Task instructions: Examine the entries and show every line in which the word "text" is found.

Recorded information:
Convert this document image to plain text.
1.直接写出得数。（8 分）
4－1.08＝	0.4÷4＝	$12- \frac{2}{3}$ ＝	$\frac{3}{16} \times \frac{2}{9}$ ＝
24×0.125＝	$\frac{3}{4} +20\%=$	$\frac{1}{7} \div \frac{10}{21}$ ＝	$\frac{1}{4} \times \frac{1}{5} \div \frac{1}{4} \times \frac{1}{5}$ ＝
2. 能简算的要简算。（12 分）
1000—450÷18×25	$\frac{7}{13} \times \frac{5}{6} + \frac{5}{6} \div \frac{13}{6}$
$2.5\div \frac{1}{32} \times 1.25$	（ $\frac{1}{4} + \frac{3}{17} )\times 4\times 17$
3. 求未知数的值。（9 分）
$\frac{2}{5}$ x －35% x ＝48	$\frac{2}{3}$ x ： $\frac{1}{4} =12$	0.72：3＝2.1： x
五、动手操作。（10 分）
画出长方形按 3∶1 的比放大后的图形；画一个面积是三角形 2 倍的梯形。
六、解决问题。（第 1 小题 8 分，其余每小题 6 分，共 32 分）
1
---
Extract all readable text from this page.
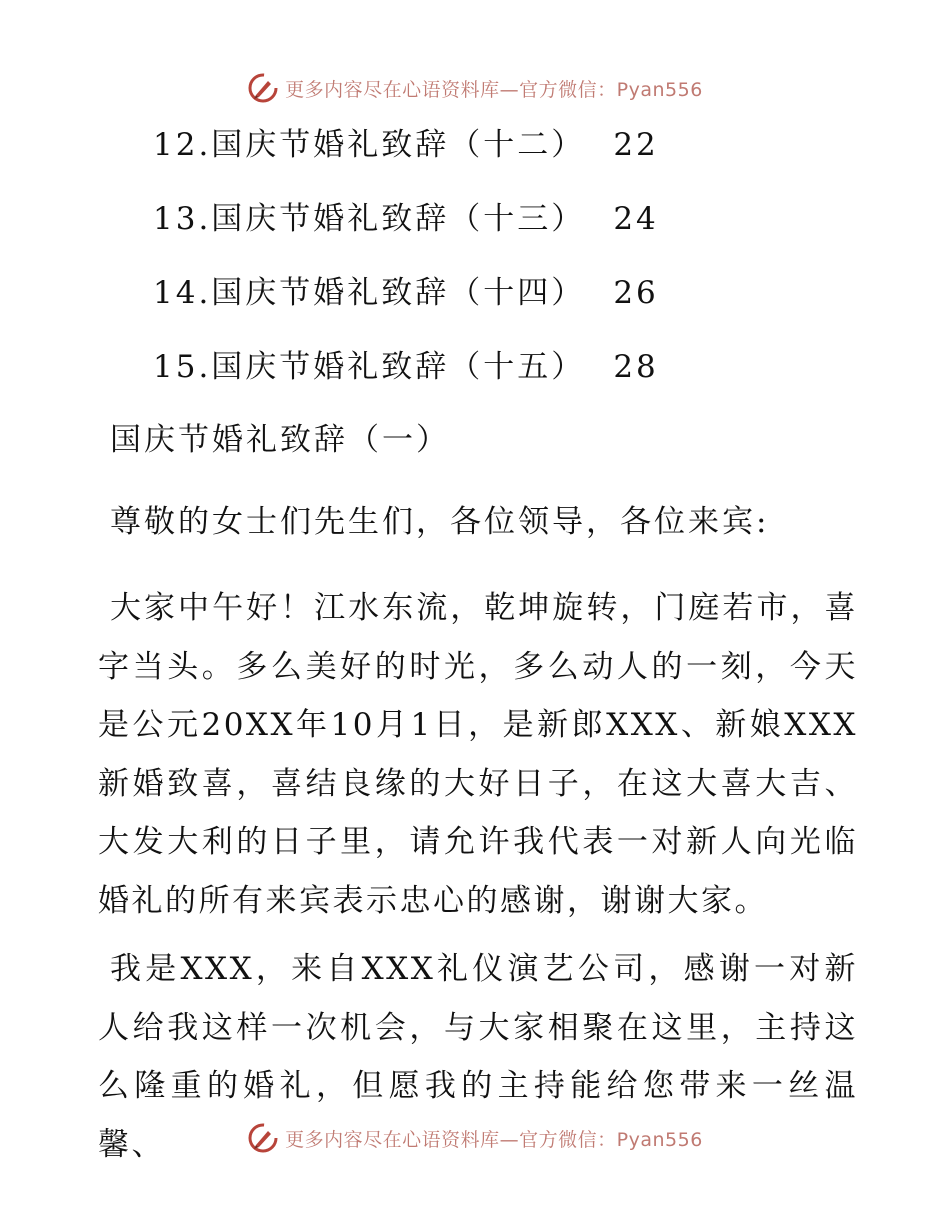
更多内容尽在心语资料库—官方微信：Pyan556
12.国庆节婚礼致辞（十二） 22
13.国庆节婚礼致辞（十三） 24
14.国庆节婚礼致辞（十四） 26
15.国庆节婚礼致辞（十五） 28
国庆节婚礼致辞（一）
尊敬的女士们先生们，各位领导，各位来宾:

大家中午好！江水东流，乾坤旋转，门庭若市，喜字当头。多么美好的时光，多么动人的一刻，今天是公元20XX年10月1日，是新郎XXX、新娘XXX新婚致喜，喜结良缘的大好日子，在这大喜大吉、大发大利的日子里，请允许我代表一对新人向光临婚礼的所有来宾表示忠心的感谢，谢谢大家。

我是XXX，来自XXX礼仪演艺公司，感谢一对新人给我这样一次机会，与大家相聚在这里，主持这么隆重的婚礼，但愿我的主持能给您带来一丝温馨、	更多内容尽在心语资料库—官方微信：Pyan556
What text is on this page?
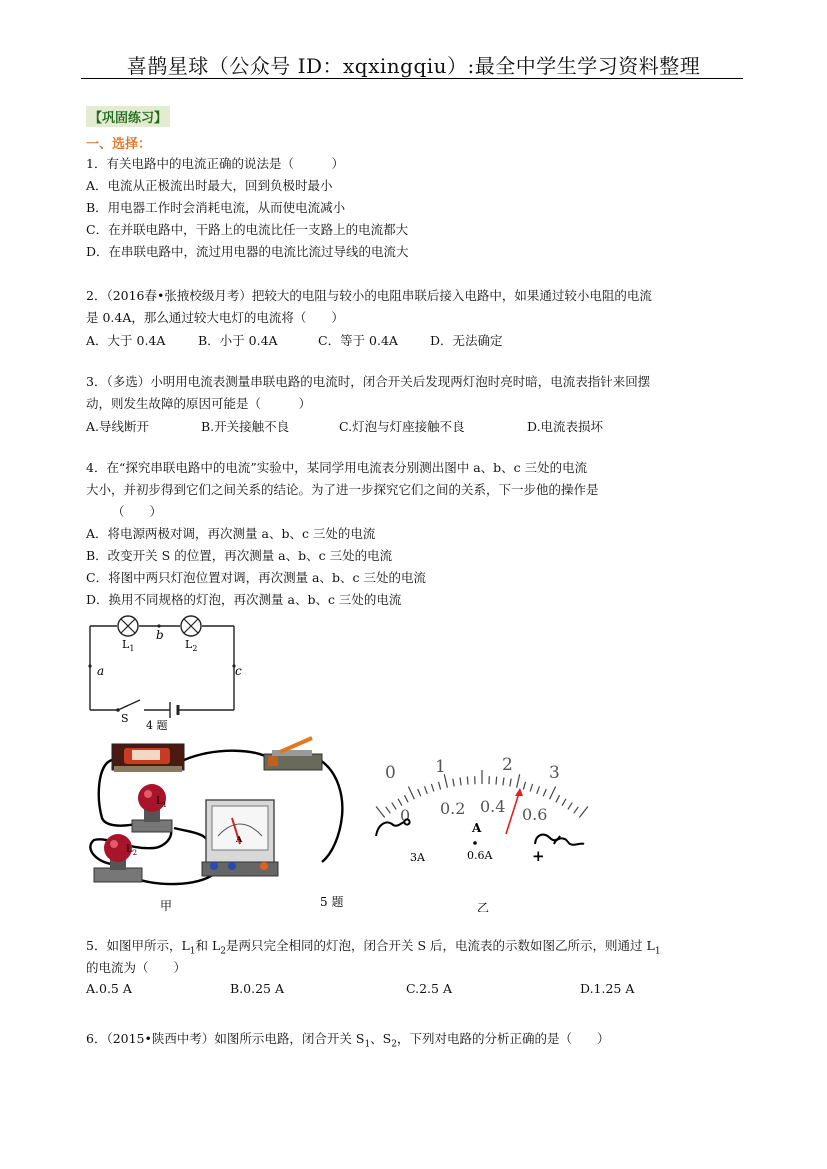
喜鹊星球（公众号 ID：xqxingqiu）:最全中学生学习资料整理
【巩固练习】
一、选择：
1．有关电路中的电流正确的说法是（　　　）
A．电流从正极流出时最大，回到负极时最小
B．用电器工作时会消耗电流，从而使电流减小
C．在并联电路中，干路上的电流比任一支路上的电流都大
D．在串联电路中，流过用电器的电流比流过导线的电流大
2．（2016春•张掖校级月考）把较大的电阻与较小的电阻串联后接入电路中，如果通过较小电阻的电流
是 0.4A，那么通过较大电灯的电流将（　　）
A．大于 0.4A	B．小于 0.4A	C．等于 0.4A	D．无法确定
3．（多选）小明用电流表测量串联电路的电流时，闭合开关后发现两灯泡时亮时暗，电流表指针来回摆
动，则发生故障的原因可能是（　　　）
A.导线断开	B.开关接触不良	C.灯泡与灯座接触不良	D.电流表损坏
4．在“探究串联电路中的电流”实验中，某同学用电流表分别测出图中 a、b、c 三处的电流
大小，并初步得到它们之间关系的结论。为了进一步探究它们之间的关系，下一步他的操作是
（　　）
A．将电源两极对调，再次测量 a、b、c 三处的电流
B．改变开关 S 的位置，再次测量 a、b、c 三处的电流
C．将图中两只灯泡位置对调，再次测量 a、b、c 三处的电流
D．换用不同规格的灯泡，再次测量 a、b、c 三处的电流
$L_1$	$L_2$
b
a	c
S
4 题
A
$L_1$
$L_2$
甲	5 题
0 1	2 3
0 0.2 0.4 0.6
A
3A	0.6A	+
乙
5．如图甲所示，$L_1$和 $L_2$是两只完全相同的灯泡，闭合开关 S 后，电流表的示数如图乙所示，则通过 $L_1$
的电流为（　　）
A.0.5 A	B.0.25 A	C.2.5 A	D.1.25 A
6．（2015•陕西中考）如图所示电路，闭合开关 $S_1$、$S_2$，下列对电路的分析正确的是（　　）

Finished answer:
Convert this document image to plain text.
Extract all readable text from this page.
What text is on this page?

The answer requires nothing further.